WRITTEN PROBLEM> Copy the lines that follow, keeping every character the same.

EXERCISE MATERIAL>
╔══

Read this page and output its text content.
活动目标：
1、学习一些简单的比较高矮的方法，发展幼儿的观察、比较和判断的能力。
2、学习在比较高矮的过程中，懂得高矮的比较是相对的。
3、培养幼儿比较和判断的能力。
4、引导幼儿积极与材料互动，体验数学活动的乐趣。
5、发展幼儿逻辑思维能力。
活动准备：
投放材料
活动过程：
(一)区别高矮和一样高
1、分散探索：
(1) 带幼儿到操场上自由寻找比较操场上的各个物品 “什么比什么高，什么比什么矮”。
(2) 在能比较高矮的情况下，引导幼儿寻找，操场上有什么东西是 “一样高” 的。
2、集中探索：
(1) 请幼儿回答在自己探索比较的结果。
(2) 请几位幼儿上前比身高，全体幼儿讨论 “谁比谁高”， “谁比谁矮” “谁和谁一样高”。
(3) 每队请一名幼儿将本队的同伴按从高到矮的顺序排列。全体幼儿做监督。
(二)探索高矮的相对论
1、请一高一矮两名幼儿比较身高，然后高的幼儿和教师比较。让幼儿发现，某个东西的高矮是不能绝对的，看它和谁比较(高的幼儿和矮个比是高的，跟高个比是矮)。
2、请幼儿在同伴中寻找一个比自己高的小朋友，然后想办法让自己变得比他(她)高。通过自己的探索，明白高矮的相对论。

╚══

CORRECT RESULT>
Read this page and output its text content.
活动目标：
1、学习一些简单的比较高矮的方法，发展幼儿的观察、比较和判断的能力。
2、学习在比较高矮的过程中，懂得高矮的比较是相对的。
3、培养幼儿比较和判断的能力。
4、引导幼儿积极与材料互动，体验数学活动的乐趣。
5、发展幼儿逻辑思维能力。
活动准备：
投放材料
活动过程：
(一)区别高矮和一样高
1、分散探索：
(1) 带幼儿到操场上自由寻找比较操场上的各个物品 “什么比什么高，什么比什么矮”。
(2) 在能比较高矮的情况下，引导幼儿寻找，操场上有什么东西是 “一样高” 的。
2、集中探索：
(1) 请幼儿回答在自己探索比较的结果。
(2) 请几位幼儿上前比身高，全体幼儿讨论 “谁比谁高”， “谁比谁矮” “谁和谁一样高”。
(3) 每队请一名幼儿将本队的同伴按从高到矮的顺序排列。全体幼儿做监督。
(二)探索高矮的相对论
1、请一高一矮两名幼儿比较身高，然后高的幼儿和教师比较。让幼儿发现，某个东西的高矮是不能绝对的，看它和谁比较(高的幼儿和矮个比是高的，跟高个比是矮)。
2、请幼儿在同伴中寻找一个比自己高的小朋友，然后想办法让自己变得比他(她)高。通过自己的探索，明白高矮的相对论。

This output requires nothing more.